Records from a dataset:
===

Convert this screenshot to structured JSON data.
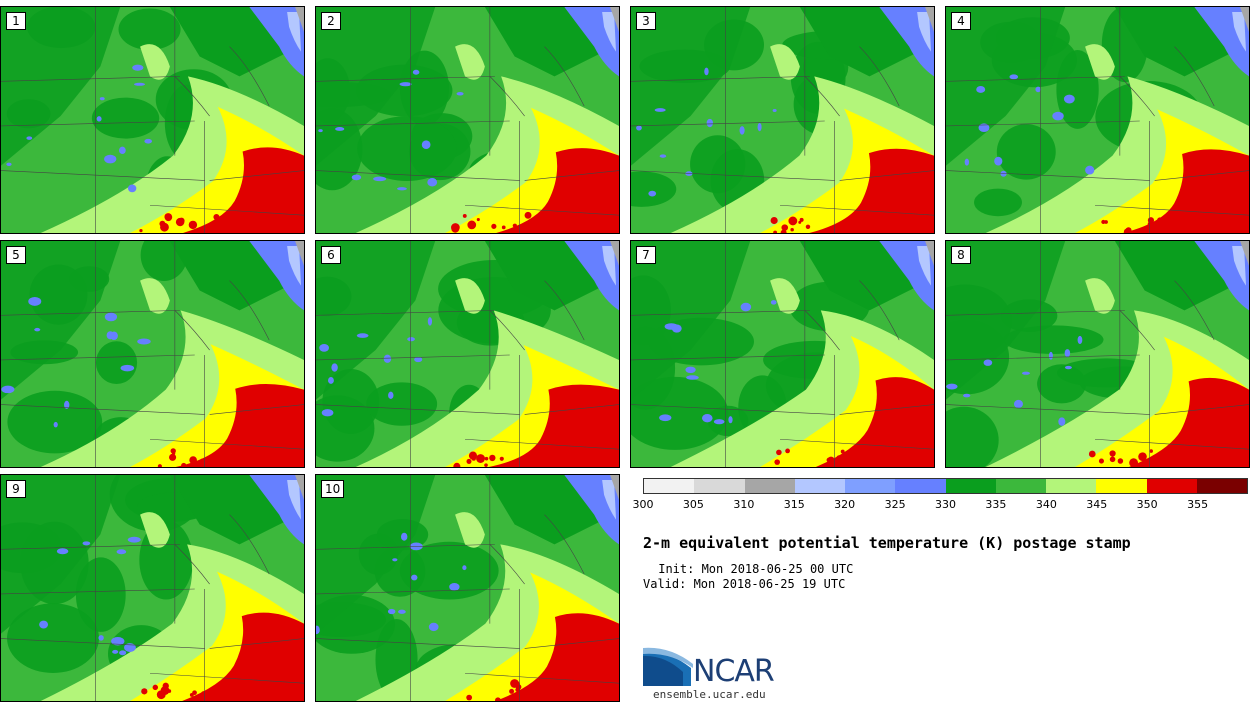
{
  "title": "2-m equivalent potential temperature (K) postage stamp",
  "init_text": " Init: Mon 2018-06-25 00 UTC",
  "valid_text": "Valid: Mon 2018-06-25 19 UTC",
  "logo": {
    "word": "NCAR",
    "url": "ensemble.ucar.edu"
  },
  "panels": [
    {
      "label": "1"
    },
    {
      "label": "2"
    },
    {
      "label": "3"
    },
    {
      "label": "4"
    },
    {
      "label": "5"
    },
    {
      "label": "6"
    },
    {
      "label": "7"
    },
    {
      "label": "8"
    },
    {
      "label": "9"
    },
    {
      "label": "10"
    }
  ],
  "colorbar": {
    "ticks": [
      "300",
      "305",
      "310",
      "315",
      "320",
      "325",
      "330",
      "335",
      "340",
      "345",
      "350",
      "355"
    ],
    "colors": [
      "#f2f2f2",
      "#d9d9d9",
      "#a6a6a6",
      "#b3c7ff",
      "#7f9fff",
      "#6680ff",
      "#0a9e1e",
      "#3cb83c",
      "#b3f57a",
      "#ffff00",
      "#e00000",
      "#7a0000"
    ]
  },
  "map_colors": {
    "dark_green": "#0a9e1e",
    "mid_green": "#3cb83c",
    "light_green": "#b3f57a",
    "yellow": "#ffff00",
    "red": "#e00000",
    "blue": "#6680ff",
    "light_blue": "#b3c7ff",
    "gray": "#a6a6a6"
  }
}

===

WHAT THE TASK REQUIRES: From the listing, copy every line where the string "label" appears.

SOLUTION BELOW:
      "label": "1"
      "label": "2"
      "label": "3"
      "label": "4"
      "label": "5"
      "label": "6"
      "label": "7"
      "label": "8"
      "label": "9"
      "label": "10"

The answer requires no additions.